■ SHORT TASK 1 ■
Please print the records from the line with "inspect-target-label: bouton d'accueil: [400, 115, 600, 132]" to the line with "edge-logo-bad: [47, 544, 157, 654]", both lines included, keeping each one unchanged.

■ QUOTED TEXT ■
--- Start ---

| |
Methods defined here:
- __init__(self, data=None, word_column=None, postag_column=None, single_output=True, pos=None, accumulate=None, data_sequence_column=None, data_order_column=None)
- DESCRIPTION:
Lemmatization is a basic text analysis tool that determines the
lemmas (standard forms) of words, so that all forms of a word can be
grouped together, improving the accuracy of text analysis.
The TextMorph function implements a lemmatization algorithm based
on the WordNet 3.0 dictionary, which is packaged with the function.
If an input word is in the dictionary, the function outputs its morphs
with their parts of speech; otherwise, the function outputs the
input word itself and sets its part of speech to None.
When an input word has multiple morphs, the function outputs them
by the order of precedence of their parts of speech: noun, verb,
adj, and adv. That is, if an input word has a noun form, then it is
listed first. If the same word has a verb form, then it is listed
next, and so on.
PARAMETERS:
data:
Required Argument.
Specifies the input teradataml DataFrame that contains the
input words/phrases.
data_order_column:
Optional Argument.
Specifies Order By columns for data.
Values to this argument can be provided as list, if multiple
columns are used for ordering.
Types: str OR list of Strings (str)
word_column:
Required Argument.
Specifies the name of the input teradataml DataFrame column that
contains the words.
Types: str
postag_column:
Optional Argument.
Specifies the name of the input teradataml DataFrame column that
contains the part-of-speech (POS) tags of the words, generated by the
function POSTagger.
If you specify this argument, the function outputs each morph
according to its POS tag.
Types: str
single_output:
Optional Argument.
Specifies whether to output only one morph for each word. If you
specify False, the function outputs all morphs for each word.
Default Value: True
Types: bool
pos:
Optional Argument.
Specifies the parts of speech to output. A pos can be "noun", "verb",
"adj", or "adv". Specification order is irrelevant; the order of
precedence is: "noun", "verb", "adj", "adv". By default, the function
outputs all parts of speech. If you specify this argument and
single_output is True, then the function outputs only the first pos.
Note: The function does not determine the part of speech of the word
from its context, it uses all possible parts of speech for the word
in the dictionary.
Permitted Values: noun, verb, adj, adv
Types: str OR list of strs
accumulate:
Optional Argument.
Specifies the names of the input columns to copy to the output
teradataml DataFrame.
Types: str OR list of Strings (str)
data_sequence_column:
Optional Argument.
Specifies the list of column(s) that uniquely identifies each
row of the input argument "data". The argument is used to ensure
deterministic results for functions which produce results that
vary from run to run.
Types: str OR list of Strings (str)
RETURNS:
Instance of TextMorph.
Output teradataml DataFrames can be accessed using attribute
references, such as TextMorphObj.<attribute_name>.
Output teradataml DataFrame attribute name is:
result
RAISES:
TeradataMlException
EXAMPLES:
# Load example data.
load_example_data("textmorph", "words_input")
load_example_data("postagger","paragraphs_input")
# Create teradataml DataFrame objects.

--- End ---

■ SHORT TASK 2 ■
Translate this sentence from the TextMorph documentation into Spanish: "If you specify this argument, the function outputs each morph according to its POS tag."

■ RAW RECORDS ■
--- Start ---

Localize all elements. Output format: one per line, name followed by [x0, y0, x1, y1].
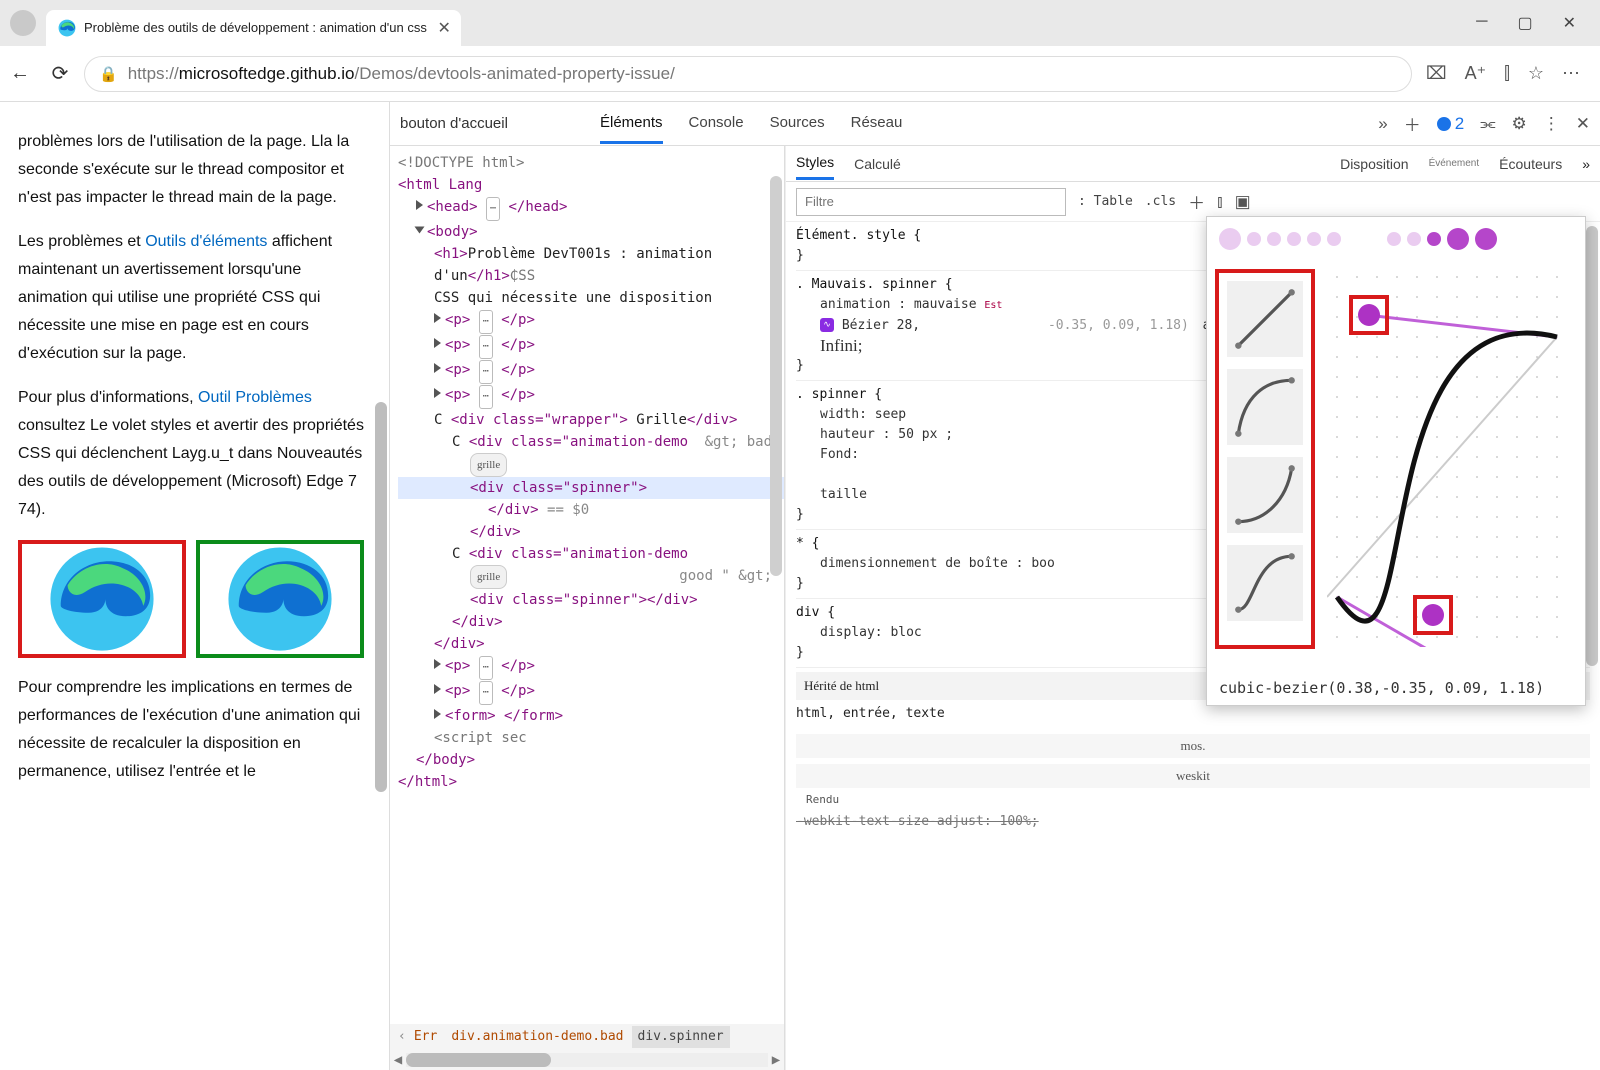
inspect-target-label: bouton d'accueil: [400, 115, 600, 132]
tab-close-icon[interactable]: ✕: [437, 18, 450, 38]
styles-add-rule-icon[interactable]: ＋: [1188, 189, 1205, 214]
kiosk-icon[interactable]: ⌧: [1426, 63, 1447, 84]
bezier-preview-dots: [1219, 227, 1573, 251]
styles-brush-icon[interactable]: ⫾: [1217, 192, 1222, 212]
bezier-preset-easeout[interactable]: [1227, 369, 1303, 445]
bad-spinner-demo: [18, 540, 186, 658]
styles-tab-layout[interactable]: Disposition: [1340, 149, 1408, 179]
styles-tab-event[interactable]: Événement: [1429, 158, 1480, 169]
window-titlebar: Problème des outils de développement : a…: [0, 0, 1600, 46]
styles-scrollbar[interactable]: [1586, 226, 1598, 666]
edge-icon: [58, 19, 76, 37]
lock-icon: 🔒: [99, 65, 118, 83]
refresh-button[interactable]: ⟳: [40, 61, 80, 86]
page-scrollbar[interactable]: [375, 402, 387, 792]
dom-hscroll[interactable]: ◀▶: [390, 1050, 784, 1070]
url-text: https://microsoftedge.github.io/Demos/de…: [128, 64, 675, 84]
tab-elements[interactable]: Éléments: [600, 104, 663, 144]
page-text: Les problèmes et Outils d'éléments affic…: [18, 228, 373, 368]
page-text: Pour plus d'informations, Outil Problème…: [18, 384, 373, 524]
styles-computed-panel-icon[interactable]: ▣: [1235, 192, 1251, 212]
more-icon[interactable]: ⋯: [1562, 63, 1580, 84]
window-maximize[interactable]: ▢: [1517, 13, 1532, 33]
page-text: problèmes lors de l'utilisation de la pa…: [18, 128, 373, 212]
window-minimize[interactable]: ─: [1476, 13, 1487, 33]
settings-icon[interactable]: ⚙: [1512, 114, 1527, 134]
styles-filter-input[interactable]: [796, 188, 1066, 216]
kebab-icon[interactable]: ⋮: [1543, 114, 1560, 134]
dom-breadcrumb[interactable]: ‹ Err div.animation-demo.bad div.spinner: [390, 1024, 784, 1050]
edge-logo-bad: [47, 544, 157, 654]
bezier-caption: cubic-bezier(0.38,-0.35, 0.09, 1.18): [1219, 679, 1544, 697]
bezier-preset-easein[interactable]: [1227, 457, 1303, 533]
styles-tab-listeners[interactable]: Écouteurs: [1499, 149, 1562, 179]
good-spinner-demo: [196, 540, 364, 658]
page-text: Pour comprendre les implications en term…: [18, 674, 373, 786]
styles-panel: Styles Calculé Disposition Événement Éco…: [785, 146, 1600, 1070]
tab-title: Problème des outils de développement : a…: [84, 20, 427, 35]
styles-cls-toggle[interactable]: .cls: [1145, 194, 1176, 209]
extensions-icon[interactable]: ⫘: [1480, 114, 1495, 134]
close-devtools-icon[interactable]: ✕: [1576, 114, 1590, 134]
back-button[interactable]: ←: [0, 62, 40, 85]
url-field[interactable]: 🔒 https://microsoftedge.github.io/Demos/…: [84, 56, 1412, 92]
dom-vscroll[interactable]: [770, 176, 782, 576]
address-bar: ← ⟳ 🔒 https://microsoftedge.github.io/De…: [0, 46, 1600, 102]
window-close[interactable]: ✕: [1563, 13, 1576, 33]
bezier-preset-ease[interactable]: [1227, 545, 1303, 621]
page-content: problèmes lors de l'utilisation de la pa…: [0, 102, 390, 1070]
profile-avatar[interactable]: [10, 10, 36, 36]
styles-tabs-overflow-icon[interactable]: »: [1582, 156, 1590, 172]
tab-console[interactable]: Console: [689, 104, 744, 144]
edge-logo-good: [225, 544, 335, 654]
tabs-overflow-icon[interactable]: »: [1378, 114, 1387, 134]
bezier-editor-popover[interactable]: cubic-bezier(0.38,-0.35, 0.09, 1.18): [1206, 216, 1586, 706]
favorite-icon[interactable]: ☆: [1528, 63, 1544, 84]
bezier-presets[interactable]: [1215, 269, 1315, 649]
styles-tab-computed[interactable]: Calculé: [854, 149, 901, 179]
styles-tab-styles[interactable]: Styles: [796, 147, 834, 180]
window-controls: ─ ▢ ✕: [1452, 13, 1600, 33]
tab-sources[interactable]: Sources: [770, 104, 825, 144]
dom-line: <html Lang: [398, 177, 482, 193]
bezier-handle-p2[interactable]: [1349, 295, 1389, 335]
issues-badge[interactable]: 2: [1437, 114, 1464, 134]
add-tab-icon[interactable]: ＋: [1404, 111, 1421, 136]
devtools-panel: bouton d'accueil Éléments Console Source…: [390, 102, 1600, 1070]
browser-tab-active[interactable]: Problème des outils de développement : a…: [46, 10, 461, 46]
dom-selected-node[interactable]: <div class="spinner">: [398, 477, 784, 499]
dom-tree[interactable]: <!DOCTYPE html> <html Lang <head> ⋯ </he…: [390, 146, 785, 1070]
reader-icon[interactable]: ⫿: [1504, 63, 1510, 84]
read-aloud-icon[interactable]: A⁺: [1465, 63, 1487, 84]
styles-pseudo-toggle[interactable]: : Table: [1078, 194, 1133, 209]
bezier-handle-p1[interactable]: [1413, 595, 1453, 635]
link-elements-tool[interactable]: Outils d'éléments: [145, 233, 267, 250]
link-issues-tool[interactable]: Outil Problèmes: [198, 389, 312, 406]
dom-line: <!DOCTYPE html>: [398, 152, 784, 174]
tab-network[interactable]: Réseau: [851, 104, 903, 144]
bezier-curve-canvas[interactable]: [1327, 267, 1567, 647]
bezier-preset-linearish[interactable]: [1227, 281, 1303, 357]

--- End ---

■ TASK OUTPUT 1 ■
inspect-target-label: bouton d'accueil: [400, 115, 600, 132]
tab-close-icon[interactable]: ✕: [437, 18, 450, 38]
styles-add-rule-icon[interactable]: ＋: [1188, 189, 1205, 214]
kiosk-icon[interactable]: ⌧: [1426, 63, 1447, 84]
bezier-preview-dots: [1219, 227, 1573, 251]
styles-brush-icon[interactable]: ⫾: [1217, 192, 1222, 212]
bezier-preset-easeout[interactable]: [1227, 369, 1303, 445]
bad-spinner-demo: [18, 540, 186, 658]
styles-tab-layout[interactable]: Disposition: [1340, 149, 1408, 179]
styles-tab-event[interactable]: Événement: [1429, 158, 1480, 169]
window-titlebar: Problème des outils de développement : a…: [0, 0, 1600, 46]
styles-scrollbar[interactable]: [1586, 226, 1598, 666]
edge-icon: [58, 19, 76, 37]
lock-icon: 🔒: [99, 65, 118, 83]
refresh-button[interactable]: ⟳: [40, 61, 80, 86]
page-scrollbar[interactable]: [375, 402, 387, 792]
dom-hscroll[interactable]: ◀▶: [390, 1050, 784, 1070]
url-text: https://microsoftedge.github.io/Demos/de…: [128, 64, 675, 84]
tab-elements[interactable]: Éléments: [600, 104, 663, 144]
page-text: Les problèmes et Outils d'éléments affic…: [18, 228, 373, 368]
page-text: Pour plus d'informations, Outil Problème…: [18, 384, 373, 524]
styles-computed-panel-icon[interactable]: ▣: [1235, 192, 1251, 212]
more-icon[interactable]: ⋯: [1562, 63, 1580, 84]
window-maximize[interactable]: ▢: [1517, 13, 1532, 33]
page-text: problèmes lors de l'utilisation de la pa…: [18, 128, 373, 212]
window-minimize[interactable]: ─: [1476, 13, 1487, 33]
settings-icon[interactable]: ⚙: [1512, 114, 1527, 134]
styles-filter-input[interactable]: [796, 188, 1066, 216]
kebab-icon[interactable]: ⋮: [1543, 114, 1560, 134]
dom-breadcrumb[interactable]: ‹ Err div.animation-demo.bad div.spinner: [390, 1024, 784, 1050]
edge-logo-bad: [47, 544, 157, 654]

■ TASK OUTPUT 2 ■
Si especifica este argumento, la función genera cada morfo según su etiqueta POS.